Lab 8 - EE 420L 

Author:    Nicholas Mingura

Email:      mingura@unlv.nevada.edu

4/10/2019

  

Lab description

  

This lab will show the characteristics of the CD4007 chip and how to generate a spice level 1 model from the results. The chip will be characterized aroundt the assumption that vdd is 5V.

  

For the first part of the lab the nmos on the chip will be characterized, then for part two the pmos, finally an inverter using both the nmos and pmos will be tested. For each of the parts above the following conditions will be tested:

   

  1. ID v. VGS (0 < VGS < 3 V) with VDS = 3 V 
  2. ID v. VDS (0 < VDS < 5 V) for VGS varying from 1 to 5 V in 1 V steps, and 
  3. ID v. VGS (0 < VGS < 5 V) with VDS = 5 V for VSB varying from 0 to 3 V in 1 V steps. 

Lab Report

  

Part 1

For the first part of characterizing the nmos the VDS was set at 3 and VGS was incremented in .1V steps from 0V to 3V in the following circuit

    

file:///C:/Users/oit/Desktop/Graphs/NMOS_1_Circuit.PNG

Image 1: NMOS circuit testing ID v. VGS

  

To measure current in the circuit an ammeter was connect so that the positive feed was at the source of the nmos and the negative lead went to ground. From the experimental conditions mentioned above the following excel graph was compiled.

  

file:///C:/Users/oit/Desktop/Graphs/Id_v_Vgs_nmos.JPG

Image 2: NMOS ID v VGS excel points ploted. 

  

For comparison here is the LTSpice simulation from the level 1 model made in part 3.

  

file:///C:/Users/Nesbala/Desktop/Lab_Project_Photos/NMOS_Sim_1.JPG

Image 3: NMOS ID v VGS LTSpice simulation. 

  

Next the NMOS was tested with VGS varying from 1V to 5V with VDS varying from 0V to 5V in .1V increments again in the following circuit.

    

file:///C:/Users/oit/Desktop/Graphs/NMOS_2_Circuit.PNG

Image 4: ID v. VDS (0 < VDS < 5 V) for VGS varying from 1 to 5 V in 1 V steps circuit.

  

The experimented values were put into excel and the following graphs were generated. For reference all of the LTSpice simulations using the model made in part 3 will be shown after all of the excel graphs. 

  

file:///C:/Users/oit/Desktop/Graphs/Id_v_Vds_1_nmos.JPG

Image 5: ID v. VDS, VGS = 1, with VDS varying in .1V increments.

     

file:///C:/Users/oit/Desktop/Graphs/Id_v_Vds_2_nmos.JPG

Image 6: ID v. VDS, VGS = 2, with VDS varying in .1V increments.

   

file:///C:/Users/oit/Desktop/Graphs/Id_v_Vds_3_nmos.JPG

Image 7: ID v. VDS, VGS = 3, with VDS varying in .1V increments.

   

file:///C:/Users/oit/Desktop/Graphs/Id_v_Vds_4_nmos.JPG

Image 8: ID v. VDS, VGS = 4, with VDS varying in .1V increments.

______

Short problem:
In the CD4007 lab report, how was the ammeter connected to measure current in the NMOS circuit?

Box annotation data
______

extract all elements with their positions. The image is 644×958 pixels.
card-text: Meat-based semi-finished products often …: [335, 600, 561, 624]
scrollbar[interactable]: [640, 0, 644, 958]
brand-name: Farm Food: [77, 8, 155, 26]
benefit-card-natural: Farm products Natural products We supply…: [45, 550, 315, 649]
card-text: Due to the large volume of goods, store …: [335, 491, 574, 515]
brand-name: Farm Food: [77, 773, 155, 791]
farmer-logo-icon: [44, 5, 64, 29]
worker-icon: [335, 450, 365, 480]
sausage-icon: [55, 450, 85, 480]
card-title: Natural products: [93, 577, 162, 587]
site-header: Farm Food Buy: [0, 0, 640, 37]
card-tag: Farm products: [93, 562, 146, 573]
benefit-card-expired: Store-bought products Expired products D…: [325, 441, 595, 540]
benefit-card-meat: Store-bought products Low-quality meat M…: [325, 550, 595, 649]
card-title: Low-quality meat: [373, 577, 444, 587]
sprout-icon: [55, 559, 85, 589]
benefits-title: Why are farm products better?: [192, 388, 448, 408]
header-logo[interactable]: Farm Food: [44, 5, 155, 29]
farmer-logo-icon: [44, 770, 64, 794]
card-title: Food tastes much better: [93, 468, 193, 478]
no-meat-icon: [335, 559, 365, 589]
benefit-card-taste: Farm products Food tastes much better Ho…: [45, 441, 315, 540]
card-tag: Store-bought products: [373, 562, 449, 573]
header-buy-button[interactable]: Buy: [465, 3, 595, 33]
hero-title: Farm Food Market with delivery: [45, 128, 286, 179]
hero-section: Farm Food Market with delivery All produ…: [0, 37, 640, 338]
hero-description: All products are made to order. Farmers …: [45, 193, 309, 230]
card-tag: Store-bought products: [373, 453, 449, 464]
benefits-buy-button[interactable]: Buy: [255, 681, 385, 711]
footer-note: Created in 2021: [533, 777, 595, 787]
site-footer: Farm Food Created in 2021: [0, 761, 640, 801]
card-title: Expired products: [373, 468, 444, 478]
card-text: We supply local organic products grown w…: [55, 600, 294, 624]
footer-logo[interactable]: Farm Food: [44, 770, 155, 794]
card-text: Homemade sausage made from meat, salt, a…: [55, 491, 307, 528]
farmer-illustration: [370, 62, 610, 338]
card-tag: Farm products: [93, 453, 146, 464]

______

Output for this task:
The positive lead was at the source of the NMOS and the negative lead went to ground.